• **Source passage**
The Blues According to Robert Johnson
Almost everyone has heard the story of the amazing guitar player/singer from the northern Delta region of Mississippi who, according to legend, sold his soul to the devil for his undeniable talent. And what a talent he was - the legendary Robert Johnson (1911-1938). He was the founder of the "27 Club" - a group of musicians who died at this young age. He was the writer of such blues staples as "Sweet Home Chicago", "Love In Vain", "Terraplane Blues", "Come On In My Kitchen", and "They're Red Hot". He also authored the mysterious and haunting "Me And The Devil Blues", "Hellhound On My Trail", "Cross Road Blues", and "Stones In My Passway". In total, he is credited with 29 known recorded compostions, where it's just him playing a guitar and singing. He also recorded 13 alternate versions, so there are officially 42 recorded tracks in total, recorded during two sessions - November 1936 in San Antonio, TX, and June 1937 in Dallas, TX.

• **Provided material**
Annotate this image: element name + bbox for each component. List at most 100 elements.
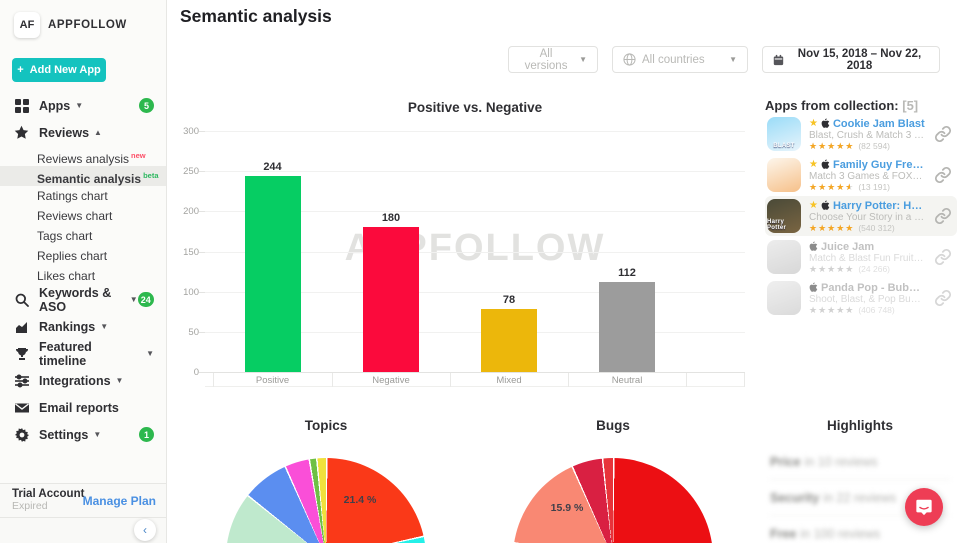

• **Task to complete**
According to the Robert Johnson passage, in which two cities did his recording sessions take place? Answer from the Robert Johnson passage only, not from the material.

• **The response**
San Antonio, Texas (November 1936) and Dallas, Texas (June 1937).